··· PROVIDED MATERIAL
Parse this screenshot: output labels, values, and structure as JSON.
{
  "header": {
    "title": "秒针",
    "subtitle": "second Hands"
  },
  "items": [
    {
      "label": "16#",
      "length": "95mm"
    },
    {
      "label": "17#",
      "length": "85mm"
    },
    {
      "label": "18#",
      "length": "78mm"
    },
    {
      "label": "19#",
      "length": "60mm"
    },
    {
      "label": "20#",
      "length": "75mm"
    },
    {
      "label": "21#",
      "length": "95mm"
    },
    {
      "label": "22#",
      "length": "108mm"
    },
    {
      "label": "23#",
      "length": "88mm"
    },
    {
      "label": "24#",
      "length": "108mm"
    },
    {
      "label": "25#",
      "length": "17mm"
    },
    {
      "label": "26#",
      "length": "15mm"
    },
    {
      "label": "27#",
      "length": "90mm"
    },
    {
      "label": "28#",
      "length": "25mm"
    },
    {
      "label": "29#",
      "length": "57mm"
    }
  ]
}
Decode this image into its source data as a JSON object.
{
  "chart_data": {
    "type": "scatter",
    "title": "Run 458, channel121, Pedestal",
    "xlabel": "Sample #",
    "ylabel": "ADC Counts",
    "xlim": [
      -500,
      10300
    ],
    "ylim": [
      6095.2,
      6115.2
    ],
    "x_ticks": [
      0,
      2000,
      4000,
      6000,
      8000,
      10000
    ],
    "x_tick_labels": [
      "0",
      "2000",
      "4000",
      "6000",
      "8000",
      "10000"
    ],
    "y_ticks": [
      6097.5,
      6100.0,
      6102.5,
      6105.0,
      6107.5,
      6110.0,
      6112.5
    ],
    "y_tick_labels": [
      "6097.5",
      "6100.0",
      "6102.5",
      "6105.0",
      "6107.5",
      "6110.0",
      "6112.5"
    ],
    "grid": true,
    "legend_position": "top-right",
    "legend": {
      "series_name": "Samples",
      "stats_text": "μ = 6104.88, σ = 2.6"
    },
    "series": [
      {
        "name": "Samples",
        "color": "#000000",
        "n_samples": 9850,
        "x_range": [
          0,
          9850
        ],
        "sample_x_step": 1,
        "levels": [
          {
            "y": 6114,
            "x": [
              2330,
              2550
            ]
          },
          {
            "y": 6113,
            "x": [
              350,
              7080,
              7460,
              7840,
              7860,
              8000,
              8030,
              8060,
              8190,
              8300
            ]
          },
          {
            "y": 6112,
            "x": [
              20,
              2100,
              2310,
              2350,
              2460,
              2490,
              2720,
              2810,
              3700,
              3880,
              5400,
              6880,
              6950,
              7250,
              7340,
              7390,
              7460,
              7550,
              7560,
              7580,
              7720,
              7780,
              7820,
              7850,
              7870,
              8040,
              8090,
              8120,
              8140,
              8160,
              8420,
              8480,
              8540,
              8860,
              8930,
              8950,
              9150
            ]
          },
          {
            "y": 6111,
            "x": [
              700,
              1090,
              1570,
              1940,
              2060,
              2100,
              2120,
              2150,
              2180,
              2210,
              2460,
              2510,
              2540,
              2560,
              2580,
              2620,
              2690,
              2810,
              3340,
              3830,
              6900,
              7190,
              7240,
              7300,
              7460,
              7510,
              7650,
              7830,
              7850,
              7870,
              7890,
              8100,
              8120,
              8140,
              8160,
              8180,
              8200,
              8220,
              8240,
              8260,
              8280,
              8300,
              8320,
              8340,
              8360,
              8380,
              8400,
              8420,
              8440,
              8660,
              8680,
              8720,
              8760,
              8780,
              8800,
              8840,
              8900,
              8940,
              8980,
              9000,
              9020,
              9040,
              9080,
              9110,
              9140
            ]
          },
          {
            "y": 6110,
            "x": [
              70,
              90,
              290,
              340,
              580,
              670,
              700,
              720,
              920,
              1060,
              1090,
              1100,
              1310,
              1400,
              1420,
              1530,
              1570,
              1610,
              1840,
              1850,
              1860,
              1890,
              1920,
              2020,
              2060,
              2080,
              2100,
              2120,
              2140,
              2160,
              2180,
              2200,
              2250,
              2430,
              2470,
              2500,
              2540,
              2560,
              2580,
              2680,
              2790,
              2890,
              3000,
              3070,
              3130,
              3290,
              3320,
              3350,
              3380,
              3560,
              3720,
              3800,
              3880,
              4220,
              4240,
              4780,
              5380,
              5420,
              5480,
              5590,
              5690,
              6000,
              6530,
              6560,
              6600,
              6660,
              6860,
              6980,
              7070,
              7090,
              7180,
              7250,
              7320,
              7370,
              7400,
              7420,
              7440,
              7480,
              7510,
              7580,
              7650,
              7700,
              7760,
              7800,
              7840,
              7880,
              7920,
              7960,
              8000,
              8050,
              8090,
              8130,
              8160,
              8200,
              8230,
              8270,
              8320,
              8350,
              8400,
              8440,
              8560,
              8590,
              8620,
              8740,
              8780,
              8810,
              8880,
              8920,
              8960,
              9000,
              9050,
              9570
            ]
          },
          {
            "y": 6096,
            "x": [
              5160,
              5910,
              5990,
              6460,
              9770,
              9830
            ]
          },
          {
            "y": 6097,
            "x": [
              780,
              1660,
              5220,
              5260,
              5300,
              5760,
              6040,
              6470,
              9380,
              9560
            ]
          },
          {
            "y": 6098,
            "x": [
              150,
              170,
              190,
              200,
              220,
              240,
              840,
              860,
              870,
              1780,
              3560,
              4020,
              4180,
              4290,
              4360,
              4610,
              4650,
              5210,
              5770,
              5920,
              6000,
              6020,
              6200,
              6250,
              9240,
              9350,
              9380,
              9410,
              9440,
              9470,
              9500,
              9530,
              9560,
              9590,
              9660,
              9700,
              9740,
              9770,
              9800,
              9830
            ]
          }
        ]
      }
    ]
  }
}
······
■ WHAT THIS TASK INVOLVES ■
Exactly reproduce every line of the data above.

■ RESULT FOR THIS EXERCISE ■
Parse this screenshot: output labels, values, and structure as JSON.
{
  "header": {
    "title": "秒针",
    "subtitle": "second Hands"
  },
  "items": [
    {
      "label": "16#",
      "length": "95mm"
    },
    {
      "label": "17#",
      "length": "85mm"
    },
    {
      "label": "18#",
      "length": "78mm"
    },
    {
      "label": "19#",
      "length": "60mm"
    },
    {
      "label": "20#",
      "length": "75mm"
    },
    {
      "label": "21#",
      "length": "95mm"
    },
    {
      "label": "22#",
      "length": "108mm"
    },
    {
      "label": "23#",
      "length": "88mm"
    },
    {
      "label": "24#",
      "length": "108mm"
    },
    {
      "label": "25#",
      "length": "17mm"
    },
    {
      "label": "26#",
      "length": "15mm"
    },
    {
      "label": "27#",
      "length": "90mm"
    },
    {
      "label": "28#",
      "length": "25mm"
    },
    {
      "label": "29#",
      "length": "57mm"
    }
  ]
}
Decode this image into its source data as a JSON object.
{
  "chart_data": {
    "type": "scatter",
    "title": "Run 458, channel121, Pedestal",
    "xlabel": "Sample #",
    "ylabel": "ADC Counts",
    "xlim": [
      -500,
      10300
    ],
    "ylim": [
      6095.2,
      6115.2
    ],
    "x_ticks": [
      0,
      2000,
      4000,
      6000,
      8000,
      10000
    ],
    "x_tick_labels": [
      "0",
      "2000",
      "4000",
      "6000",
      "8000",
      "10000"
    ],
    "y_ticks": [
      6097.5,
      6100.0,
      6102.5,
      6105.0,
      6107.5,
      6110.0,
      6112.5
    ],
    "y_tick_labels": [
      "6097.5",
      "6100.0",
      "6102.5",
      "6105.0",
      "6107.5",
      "6110.0",
      "6112.5"
    ],
    "grid": true,
    "legend_position": "top-right",
    "legend": {
      "series_name": "Samples",
      "stats_text": "μ = 6104.88, σ = 2.6"
    },
    "series": [
      {
        "name": "Samples",
        "color": "#000000",
        "n_samples": 9850,
        "x_range": [
          0,
          9850
        ],
        "sample_x_step": 1,
        "levels": [
          {
            "y": 6114,
            "x": [
              2330,
              2550
            ]
          },
          {
            "y": 6113,
            "x": [
              350,
              7080,
              7460,
              7840,
              7860,
              8000,
              8030,
              8060,
              8190,
              8300
            ]
          },
          {
            "y": 6112,
            "x": [
              20,
              2100,
              2310,
              2350,
              2460,
              2490,
              2720,
              2810,
              3700,
              3880,
              5400,
              6880,
              6950,
              7250,
              7340,
              7390,
              7460,
              7550,
              7560,
              7580,
              7720,
              7780,
              7820,
              7850,
              7870,
              8040,
              8090,
              8120,
              8140,
              8160,
              8420,
              8480,
              8540,
              8860,
              8930,
              8950,
              9150
            ]
          },
          {
            "y": 6111,
            "x": [
              700,
              1090,
              1570,
              1940,
              2060,
              2100,
              2120,
              2150,
              2180,
              2210,
              2460,
              2510,
              2540,
              2560,
              2580,
              2620,
              2690,
              2810,
              3340,
              3830,
              6900,
              7190,
              7240,
              7300,
              7460,
              7510,
              7650,
              7830,
              7850,
              7870,
              7890,
              8100,
              8120,
              8140,
              8160,
              8180,
              8200,
              8220,
              8240,
              8260,
              8280,
              8300,
              8320,
              8340,
              8360,
              8380,
              8400,
              8420,
              8440,
              8660,
              8680,
              8720,
              8760,
              8780,
              8800,
              8840,
              8900,
              8940,
              8980,
              9000,
              9020,
              9040,
              9080,
              9110,
              9140
            ]
          },
          {
            "y": 6110,
            "x": [
              70,
              90,
              290,
              340,
              580,
              670,
              700,
              720,
              920,
              1060,
              1090,
              1100,
              1310,
              1400,
              1420,
              1530,
              1570,
              1610,
              1840,
              1850,
              1860,
              1890,
              1920,
              2020,
              2060,
              2080,
              2100,
              2120,
              2140,
              2160,
              2180,
              2200,
              2250,
              2430,
              2470,
              2500,
              2540,
              2560,
              2580,
              2680,
              2790,
              2890,
              3000,
              3070,
              3130,
              3290,
              3320,
              3350,
              3380,
              3560,
              3720,
              3800,
              3880,
              4220,
              4240,
              4780,
              5380,
              5420,
              5480,
              5590,
              5690,
              6000,
              6530,
              6560,
              6600,
              6660,
              6860,
              6980,
              7070,
              7090,
              7180,
              7250,
              7320,
              7370,
              7400,
              7420,
              7440,
              7480,
              7510,
              7580,
              7650,
              7700,
              7760,
              7800,
              7840,
              7880,
              7920,
              7960,
              8000,
              8050,
              8090,
              8130,
              8160,
              8200,
              8230,
              8270,
              8320,
              8350,
              8400,
              8440,
              8560,
              8590,
              8620,
              8740,
              8780,
              8810,
              8880,
              8920,
              8960,
              9000,
              9050,
              9570
            ]
          },
          {
            "y": 6096,
            "x": [
              5160,
              5910,
              5990,
              6460,
              9770,
              9830
            ]
          },
          {
            "y": 6097,
            "x": [
              780,
              1660,
              5220,
              5260,
              5300,
              5760,
              6040,
              6470,
              9380,
              9560
            ]
          },
          {
            "y": 6098,
            "x": [
              150,
              170,
              190,
              200,
              220,
              240,
              840,
              860,
              870,
              1780,
              3560,
              4020,
              4180,
              4290,
              4360,
              4610,
              4650,
              5210,
              5770,
              5920,
              6000,
              6020,
              6200,
              6250,
              9240,
              9350,
              9380,
              9410,
              9440,
              9470,
              9500,
              9530,
              9560,
              9590,
              9660,
              9700,
              9740,
              9770,
              9800,
              9830
            ]
          }
        ]
      }
    ]
  }
}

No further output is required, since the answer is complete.